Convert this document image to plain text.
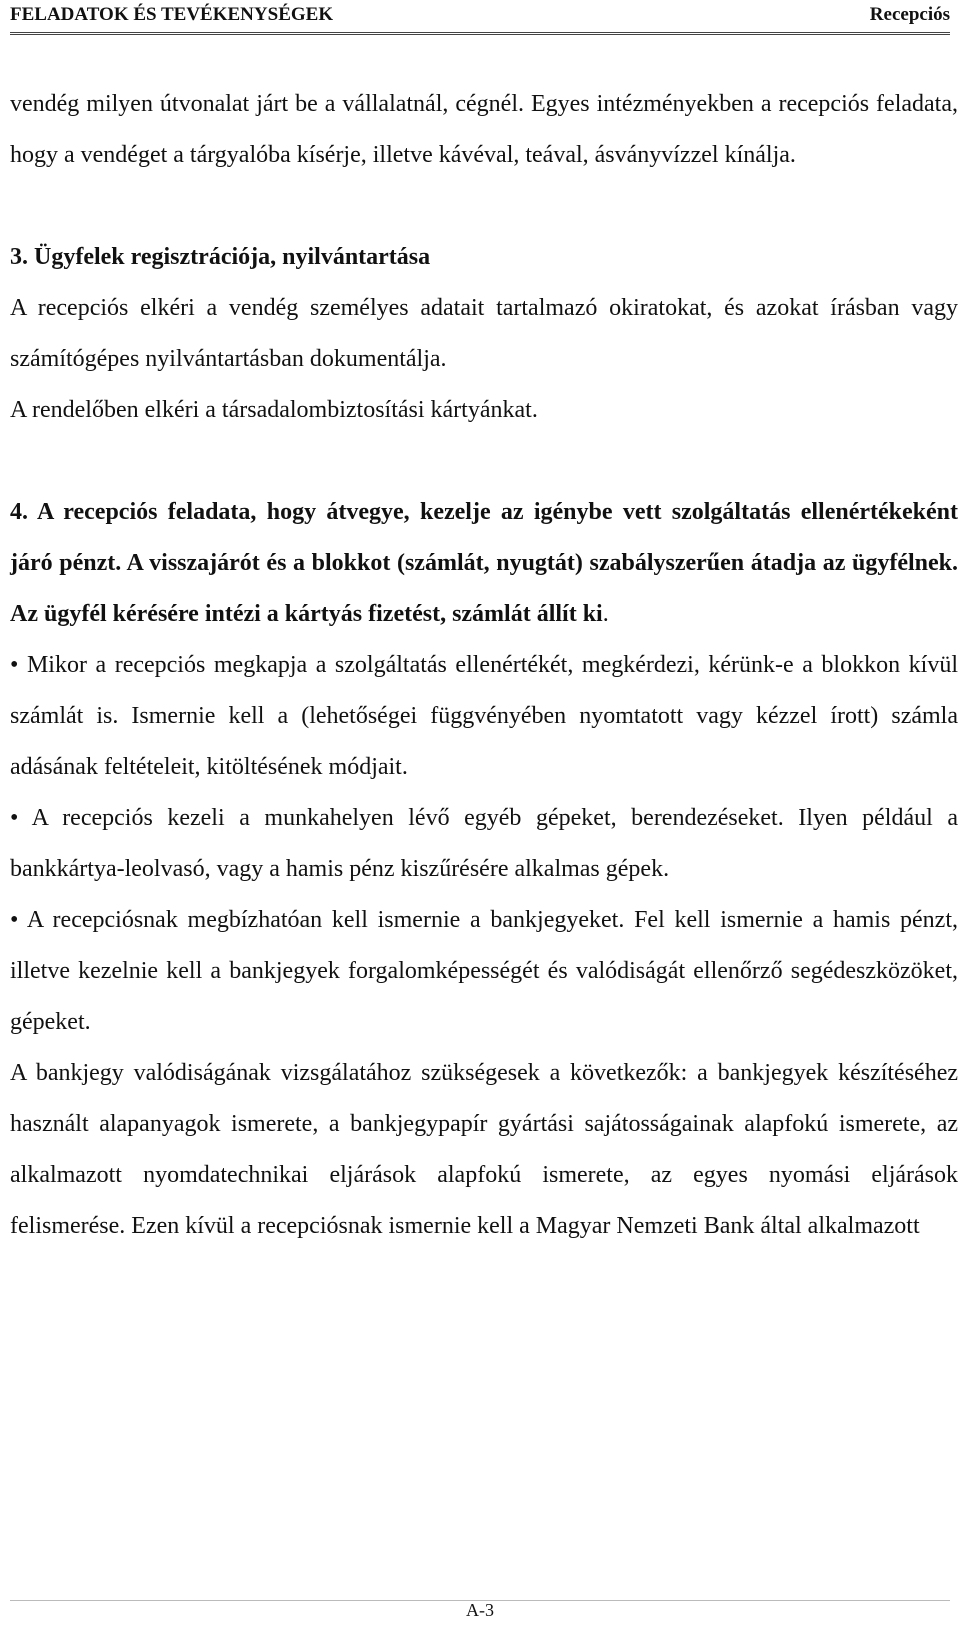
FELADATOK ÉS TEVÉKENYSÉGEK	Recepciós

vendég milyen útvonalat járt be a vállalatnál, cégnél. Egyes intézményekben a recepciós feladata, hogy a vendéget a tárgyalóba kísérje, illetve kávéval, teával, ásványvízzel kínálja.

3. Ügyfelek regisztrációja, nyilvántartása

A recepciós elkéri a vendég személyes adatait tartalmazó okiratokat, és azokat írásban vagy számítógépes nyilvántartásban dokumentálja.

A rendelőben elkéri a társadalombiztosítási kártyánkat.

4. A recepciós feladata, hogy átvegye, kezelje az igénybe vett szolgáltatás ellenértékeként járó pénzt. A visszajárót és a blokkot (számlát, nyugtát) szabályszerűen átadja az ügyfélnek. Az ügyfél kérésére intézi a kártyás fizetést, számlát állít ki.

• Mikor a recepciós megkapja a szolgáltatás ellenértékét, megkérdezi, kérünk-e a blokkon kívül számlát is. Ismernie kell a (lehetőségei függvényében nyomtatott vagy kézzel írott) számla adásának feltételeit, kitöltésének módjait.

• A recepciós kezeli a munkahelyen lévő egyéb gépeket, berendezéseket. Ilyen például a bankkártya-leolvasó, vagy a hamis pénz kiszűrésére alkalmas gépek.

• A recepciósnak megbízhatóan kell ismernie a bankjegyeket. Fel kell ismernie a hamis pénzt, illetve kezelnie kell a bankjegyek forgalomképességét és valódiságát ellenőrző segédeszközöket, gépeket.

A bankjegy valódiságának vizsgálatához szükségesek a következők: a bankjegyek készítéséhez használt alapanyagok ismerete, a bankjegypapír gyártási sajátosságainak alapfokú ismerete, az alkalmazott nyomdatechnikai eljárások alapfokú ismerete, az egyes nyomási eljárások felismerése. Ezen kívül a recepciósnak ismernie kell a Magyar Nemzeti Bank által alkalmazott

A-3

• _The request_
Copy each line above precisely, dropping the pictures.

• _Result of this task_
Convert this document image to plain text.
FELADATOK ÉS TEVÉKENYSÉGEK	Recepciós

vendég milyen útvonalat járt be a vállalatnál, cégnél. Egyes intézményekben a recepciós feladata, hogy a vendéget a tárgyalóba kísérje, illetve kávéval, teával, ásványvízzel kínálja.

3. Ügyfelek regisztrációja, nyilvántartása

A recepciós elkéri a vendég személyes adatait tartalmazó okiratokat, és azokat írásban vagy számítógépes nyilvántartásban dokumentálja.

A rendelőben elkéri a társadalombiztosítási kártyánkat.

4. A recepciós feladata, hogy átvegye, kezelje az igénybe vett szolgáltatás ellenértékeként járó pénzt. A visszajárót és a blokkot (számlát, nyugtát) szabályszerűen átadja az ügyfélnek. Az ügyfél kérésére intézi a kártyás fizetést, számlát állít ki.

• Mikor a recepciós megkapja a szolgáltatás ellenértékét, megkérdezi, kérünk-e a blokkon kívül számlát is. Ismernie kell a (lehetőségei függvényében nyomtatott vagy kézzel írott) számla adásának feltételeit, kitöltésének módjait.

• A recepciós kezeli a munkahelyen lévő egyéb gépeket, berendezéseket. Ilyen például a bankkártya-leolvasó, vagy a hamis pénz kiszűrésére alkalmas gépek.

• A recepciósnak megbízhatóan kell ismernie a bankjegyeket. Fel kell ismernie a hamis pénzt, illetve kezelnie kell a bankjegyek forgalomképességét és valódiságát ellenőrző segédeszközöket, gépeket.

A bankjegy valódiságának vizsgálatához szükségesek a következők: a bankjegyek készítéséhez használt alapanyagok ismerete, a bankjegypapír gyártási sajátosságainak alapfokú ismerete, az alkalmazott nyomdatechnikai eljárások alapfokú ismerete, az egyes nyomási eljárások felismerése. Ezen kívül a recepciósnak ismernie kell a Magyar Nemzeti Bank által alkalmazott

A-3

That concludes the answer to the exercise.